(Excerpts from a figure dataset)
*-*-*

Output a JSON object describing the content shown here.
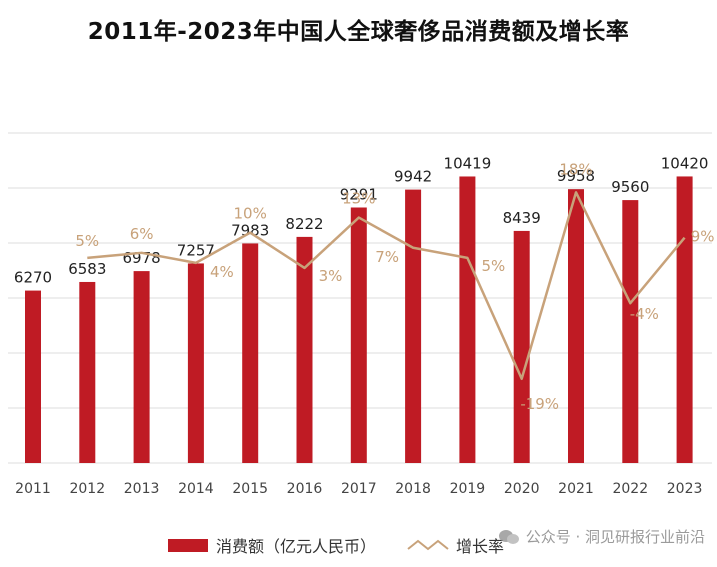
{
  "chart_data": {
    "type": "bar",
    "title": "2011年-2023年中国人全球奢侈品消费额及增长率",
    "categories": [
      "2011",
      "2012",
      "2013",
      "2014",
      "2015",
      "2016",
      "2017",
      "2018",
      "2019",
      "2020",
      "2021",
      "2022",
      "2023"
    ],
    "series": [
      {
        "name": "消费额（亿元人民币）",
        "type": "bar",
        "values": [
          6270,
          6583,
          6978,
          7257,
          7983,
          8222,
          9291,
          9942,
          10419,
          8439,
          9958,
          9560,
          10420
        ],
        "labels": [
          "6270",
          "6583",
          "6978",
          "7257",
          "7983",
          "8222",
          "9291",
          "9942",
          "10419",
          "8439",
          "9958",
          "9560",
          "10420"
        ]
      },
      {
        "name": "增长率",
        "type": "line",
        "values": [
          null,
          5,
          6,
          4,
          10,
          3,
          13,
          7,
          5,
          -19,
          18,
          -4,
          9
        ],
        "labels": [
          "",
          "5%",
          "6%",
          "4%",
          "10%",
          "3%",
          "13%",
          "7%",
          "5%",
          "-19%",
          "18%",
          "-4%",
          "9%"
        ]
      }
    ],
    "ylim": [
      0,
      12000
    ],
    "ylim_rate": [
      -25,
      27
    ],
    "grid": true,
    "xlabel": "",
    "ylabel": ""
  },
  "colors": {
    "bar": "#bf1b24",
    "line": "#c8a27a",
    "grid": "#dcdcdc",
    "bar_label": "#222222"
  },
  "legend": {
    "bar_label": "消费额（亿元人民币）",
    "line_label": "增长率"
  },
  "watermark": {
    "text": "公众号 · 洞见研报行业前沿",
    "icon": "wechat-icon"
  }
}
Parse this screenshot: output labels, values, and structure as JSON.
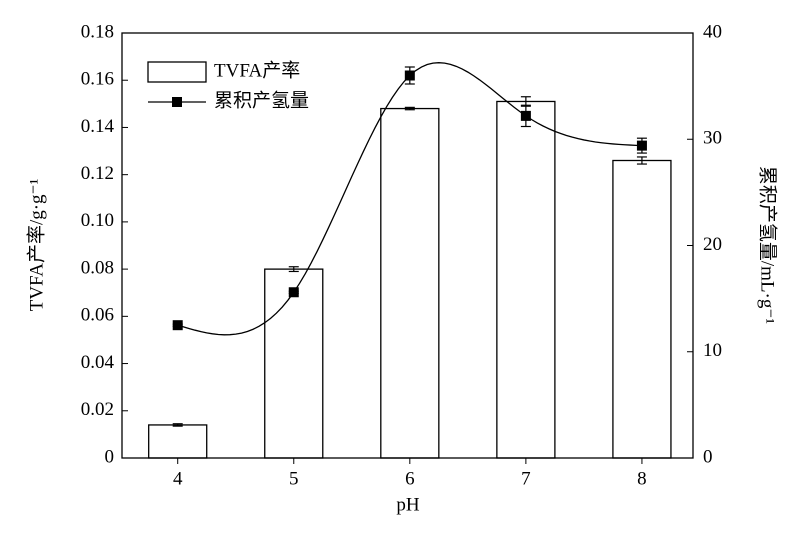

*-*-*

Without the pictures, restate each entry exactly.

## [FULL OUTPUT]
Output a JSON object describing the content shown here.
{
  "chart_data": {
    "type": "bar",
    "title": "2011年-2023年中国人全球奢侈品消费额及增长率",
    "categories": [
      "2011",
      "2012",
      "2013",
      "2014",
      "2015",
      "2016",
      "2017",
      "2018",
      "2019",
      "2020",
      "2021",
      "2022",
      "2023"
    ],
    "series": [
      {
        "name": "消费额（亿元人民币）",
        "type": "bar",
        "values": [
          6270,
          6583,
          6978,
          7257,
          7983,
          8222,
          9291,
          9942,
          10419,
          8439,
          9958,
          9560,
          10420
        ],
        "labels": [
          "6270",
          "6583",
          "6978",
          "7257",
          "7983",
          "8222",
          "9291",
          "9942",
          "10419",
          "8439",
          "9958",
          "9560",
          "10420"
        ]
      },
      {
        "name": "增长率",
        "type": "line",
        "values": [
          null,
          5,
          6,
          4,
          10,
          3,
          13,
          7,
          5,
          -19,
          18,
          -4,
          9
        ],
        "labels": [
          "",
          "5%",
          "6%",
          "4%",
          "10%",
          "3%",
          "13%",
          "7%",
          "5%",
          "-19%",
          "18%",
          "-4%",
          "9%"
        ]
      }
    ],
    "ylim": [
      0,
      12000
    ],
    "ylim_rate": [
      -25,
      27
    ],
    "grid": true,
    "xlabel": "",
    "ylabel": ""
  },
  "colors": {
    "bar": "#bf1b24",
    "line": "#c8a27a",
    "grid": "#dcdcdc",
    "bar_label": "#222222"
  },
  "legend": {
    "bar_label": "消费额（亿元人民币）",
    "line_label": "增长率"
  },
  "watermark": {
    "text": "公众号 · 洞见研报行业前沿",
    "icon": "wechat-icon"
  }
}
Parse this screenshot: output labels, values, and structure as JSON.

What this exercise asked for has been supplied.